• [Input rows]:
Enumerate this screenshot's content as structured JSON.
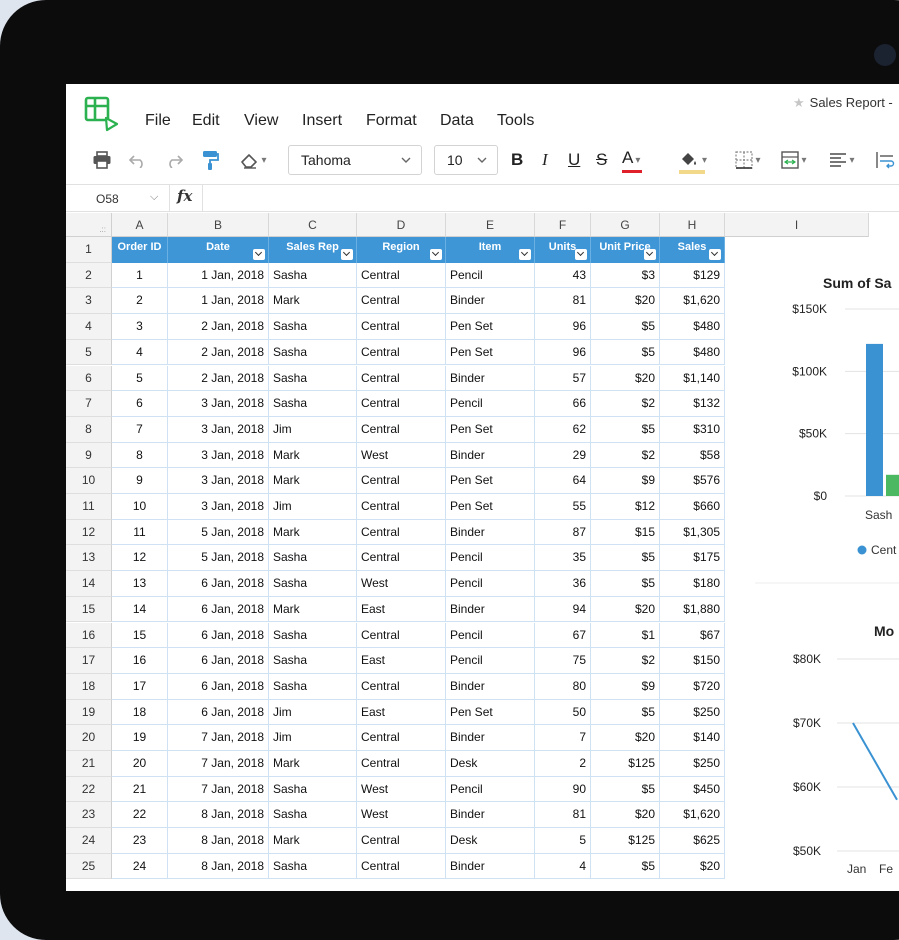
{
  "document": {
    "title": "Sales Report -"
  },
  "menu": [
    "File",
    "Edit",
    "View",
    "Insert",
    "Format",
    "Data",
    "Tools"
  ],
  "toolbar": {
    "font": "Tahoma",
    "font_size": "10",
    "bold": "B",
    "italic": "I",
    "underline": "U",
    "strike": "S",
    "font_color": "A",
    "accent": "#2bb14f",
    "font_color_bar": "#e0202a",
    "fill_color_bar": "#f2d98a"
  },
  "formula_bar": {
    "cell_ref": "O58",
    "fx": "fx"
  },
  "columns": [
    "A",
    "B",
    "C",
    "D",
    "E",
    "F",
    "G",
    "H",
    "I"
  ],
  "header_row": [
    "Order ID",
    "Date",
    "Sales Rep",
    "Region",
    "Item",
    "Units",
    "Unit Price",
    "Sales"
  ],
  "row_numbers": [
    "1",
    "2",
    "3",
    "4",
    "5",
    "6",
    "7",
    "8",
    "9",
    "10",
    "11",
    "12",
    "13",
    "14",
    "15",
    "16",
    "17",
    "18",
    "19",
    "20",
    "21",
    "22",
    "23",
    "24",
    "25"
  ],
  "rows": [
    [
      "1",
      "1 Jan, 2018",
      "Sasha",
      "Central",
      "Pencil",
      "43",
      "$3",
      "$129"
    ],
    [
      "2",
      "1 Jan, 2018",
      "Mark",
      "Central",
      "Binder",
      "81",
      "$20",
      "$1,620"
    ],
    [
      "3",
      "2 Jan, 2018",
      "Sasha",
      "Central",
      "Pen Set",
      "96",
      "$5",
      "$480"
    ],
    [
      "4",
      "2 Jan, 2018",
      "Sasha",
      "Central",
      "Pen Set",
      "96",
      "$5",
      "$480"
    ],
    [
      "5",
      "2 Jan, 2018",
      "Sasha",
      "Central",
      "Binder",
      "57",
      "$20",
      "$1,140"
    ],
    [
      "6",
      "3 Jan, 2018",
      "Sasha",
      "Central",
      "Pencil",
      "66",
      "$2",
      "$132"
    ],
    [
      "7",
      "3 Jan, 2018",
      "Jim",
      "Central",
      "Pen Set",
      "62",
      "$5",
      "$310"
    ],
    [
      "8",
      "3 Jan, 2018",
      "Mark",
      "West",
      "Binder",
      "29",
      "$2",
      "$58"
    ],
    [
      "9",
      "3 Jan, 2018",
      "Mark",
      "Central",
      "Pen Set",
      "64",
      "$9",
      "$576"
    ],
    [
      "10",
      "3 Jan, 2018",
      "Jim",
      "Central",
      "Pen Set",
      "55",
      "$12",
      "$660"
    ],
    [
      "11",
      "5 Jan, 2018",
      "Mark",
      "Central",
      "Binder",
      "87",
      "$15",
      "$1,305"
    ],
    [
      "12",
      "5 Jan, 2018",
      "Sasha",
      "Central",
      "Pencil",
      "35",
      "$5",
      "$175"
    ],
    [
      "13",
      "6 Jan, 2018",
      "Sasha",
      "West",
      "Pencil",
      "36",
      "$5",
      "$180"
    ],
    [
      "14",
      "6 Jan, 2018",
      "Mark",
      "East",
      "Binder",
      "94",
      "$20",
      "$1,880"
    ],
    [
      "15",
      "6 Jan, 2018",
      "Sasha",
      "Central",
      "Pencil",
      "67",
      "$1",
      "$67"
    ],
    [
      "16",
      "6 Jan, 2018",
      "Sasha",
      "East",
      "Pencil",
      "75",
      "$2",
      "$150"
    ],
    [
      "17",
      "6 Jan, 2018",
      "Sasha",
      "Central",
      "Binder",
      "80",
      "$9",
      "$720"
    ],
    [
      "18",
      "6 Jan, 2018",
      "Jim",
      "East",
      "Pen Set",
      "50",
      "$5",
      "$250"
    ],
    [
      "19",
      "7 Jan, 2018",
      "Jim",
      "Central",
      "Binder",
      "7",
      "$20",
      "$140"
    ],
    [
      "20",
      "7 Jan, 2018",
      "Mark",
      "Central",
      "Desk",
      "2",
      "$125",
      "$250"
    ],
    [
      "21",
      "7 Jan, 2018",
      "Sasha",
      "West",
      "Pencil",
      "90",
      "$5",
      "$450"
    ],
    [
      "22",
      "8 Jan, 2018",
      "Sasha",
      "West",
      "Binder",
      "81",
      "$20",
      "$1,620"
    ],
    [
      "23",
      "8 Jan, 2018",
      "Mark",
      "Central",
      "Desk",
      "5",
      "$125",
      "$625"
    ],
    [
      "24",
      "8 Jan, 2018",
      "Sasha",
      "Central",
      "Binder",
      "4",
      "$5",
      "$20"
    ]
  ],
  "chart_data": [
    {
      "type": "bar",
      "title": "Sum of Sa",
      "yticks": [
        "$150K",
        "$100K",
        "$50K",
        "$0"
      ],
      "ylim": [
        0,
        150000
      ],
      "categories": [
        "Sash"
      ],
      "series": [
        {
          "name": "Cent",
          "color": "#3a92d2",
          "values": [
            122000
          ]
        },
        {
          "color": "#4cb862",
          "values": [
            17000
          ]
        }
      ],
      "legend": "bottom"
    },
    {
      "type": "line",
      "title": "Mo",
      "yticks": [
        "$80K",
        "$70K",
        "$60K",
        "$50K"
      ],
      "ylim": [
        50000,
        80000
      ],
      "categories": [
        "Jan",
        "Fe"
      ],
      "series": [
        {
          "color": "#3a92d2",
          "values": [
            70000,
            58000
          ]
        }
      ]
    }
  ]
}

• [Objective]: Replicate the material above verbatim; images stay out of the copy.

• [Result for this exercise]:
Enumerate this screenshot's content as structured JSON.
{
  "document": {
    "title": "Sales Report -"
  },
  "menu": [
    "File",
    "Edit",
    "View",
    "Insert",
    "Format",
    "Data",
    "Tools"
  ],
  "toolbar": {
    "font": "Tahoma",
    "font_size": "10",
    "bold": "B",
    "italic": "I",
    "underline": "U",
    "strike": "S",
    "font_color": "A",
    "accent": "#2bb14f",
    "font_color_bar": "#e0202a",
    "fill_color_bar": "#f2d98a"
  },
  "formula_bar": {
    "cell_ref": "O58",
    "fx": "fx"
  },
  "columns": [
    "A",
    "B",
    "C",
    "D",
    "E",
    "F",
    "G",
    "H",
    "I"
  ],
  "header_row": [
    "Order ID",
    "Date",
    "Sales Rep",
    "Region",
    "Item",
    "Units",
    "Unit Price",
    "Sales"
  ],
  "row_numbers": [
    "1",
    "2",
    "3",
    "4",
    "5",
    "6",
    "7",
    "8",
    "9",
    "10",
    "11",
    "12",
    "13",
    "14",
    "15",
    "16",
    "17",
    "18",
    "19",
    "20",
    "21",
    "22",
    "23",
    "24",
    "25"
  ],
  "rows": [
    [
      "1",
      "1 Jan, 2018",
      "Sasha",
      "Central",
      "Pencil",
      "43",
      "$3",
      "$129"
    ],
    [
      "2",
      "1 Jan, 2018",
      "Mark",
      "Central",
      "Binder",
      "81",
      "$20",
      "$1,620"
    ],
    [
      "3",
      "2 Jan, 2018",
      "Sasha",
      "Central",
      "Pen Set",
      "96",
      "$5",
      "$480"
    ],
    [
      "4",
      "2 Jan, 2018",
      "Sasha",
      "Central",
      "Pen Set",
      "96",
      "$5",
      "$480"
    ],
    [
      "5",
      "2 Jan, 2018",
      "Sasha",
      "Central",
      "Binder",
      "57",
      "$20",
      "$1,140"
    ],
    [
      "6",
      "3 Jan, 2018",
      "Sasha",
      "Central",
      "Pencil",
      "66",
      "$2",
      "$132"
    ],
    [
      "7",
      "3 Jan, 2018",
      "Jim",
      "Central",
      "Pen Set",
      "62",
      "$5",
      "$310"
    ],
    [
      "8",
      "3 Jan, 2018",
      "Mark",
      "West",
      "Binder",
      "29",
      "$2",
      "$58"
    ],
    [
      "9",
      "3 Jan, 2018",
      "Mark",
      "Central",
      "Pen Set",
      "64",
      "$9",
      "$576"
    ],
    [
      "10",
      "3 Jan, 2018",
      "Jim",
      "Central",
      "Pen Set",
      "55",
      "$12",
      "$660"
    ],
    [
      "11",
      "5 Jan, 2018",
      "Mark",
      "Central",
      "Binder",
      "87",
      "$15",
      "$1,305"
    ],
    [
      "12",
      "5 Jan, 2018",
      "Sasha",
      "Central",
      "Pencil",
      "35",
      "$5",
      "$175"
    ],
    [
      "13",
      "6 Jan, 2018",
      "Sasha",
      "West",
      "Pencil",
      "36",
      "$5",
      "$180"
    ],
    [
      "14",
      "6 Jan, 2018",
      "Mark",
      "East",
      "Binder",
      "94",
      "$20",
      "$1,880"
    ],
    [
      "15",
      "6 Jan, 2018",
      "Sasha",
      "Central",
      "Pencil",
      "67",
      "$1",
      "$67"
    ],
    [
      "16",
      "6 Jan, 2018",
      "Sasha",
      "East",
      "Pencil",
      "75",
      "$2",
      "$150"
    ],
    [
      "17",
      "6 Jan, 2018",
      "Sasha",
      "Central",
      "Binder",
      "80",
      "$9",
      "$720"
    ],
    [
      "18",
      "6 Jan, 2018",
      "Jim",
      "East",
      "Pen Set",
      "50",
      "$5",
      "$250"
    ],
    [
      "19",
      "7 Jan, 2018",
      "Jim",
      "Central",
      "Binder",
      "7",
      "$20",
      "$140"
    ],
    [
      "20",
      "7 Jan, 2018",
      "Mark",
      "Central",
      "Desk",
      "2",
      "$125",
      "$250"
    ],
    [
      "21",
      "7 Jan, 2018",
      "Sasha",
      "West",
      "Pencil",
      "90",
      "$5",
      "$450"
    ],
    [
      "22",
      "8 Jan, 2018",
      "Sasha",
      "West",
      "Binder",
      "81",
      "$20",
      "$1,620"
    ],
    [
      "23",
      "8 Jan, 2018",
      "Mark",
      "Central",
      "Desk",
      "5",
      "$125",
      "$625"
    ],
    [
      "24",
      "8 Jan, 2018",
      "Sasha",
      "Central",
      "Binder",
      "4",
      "$5",
      "$20"
    ]
  ],
  "chart_data": [
    {
      "type": "bar",
      "title": "Sum of Sa",
      "yticks": [
        "$150K",
        "$100K",
        "$50K",
        "$0"
      ],
      "ylim": [
        0,
        150000
      ],
      "categories": [
        "Sash"
      ],
      "series": [
        {
          "name": "Cent",
          "color": "#3a92d2",
          "values": [
            122000
          ]
        },
        {
          "color": "#4cb862",
          "values": [
            17000
          ]
        }
      ],
      "legend": "bottom"
    },
    {
      "type": "line",
      "title": "Mo",
      "yticks": [
        "$80K",
        "$70K",
        "$60K",
        "$50K"
      ],
      "ylim": [
        50000,
        80000
      ],
      "categories": [
        "Jan",
        "Fe"
      ],
      "series": [
        {
          "color": "#3a92d2",
          "values": [
            70000,
            58000
          ]
        }
      ]
    }
  ]
}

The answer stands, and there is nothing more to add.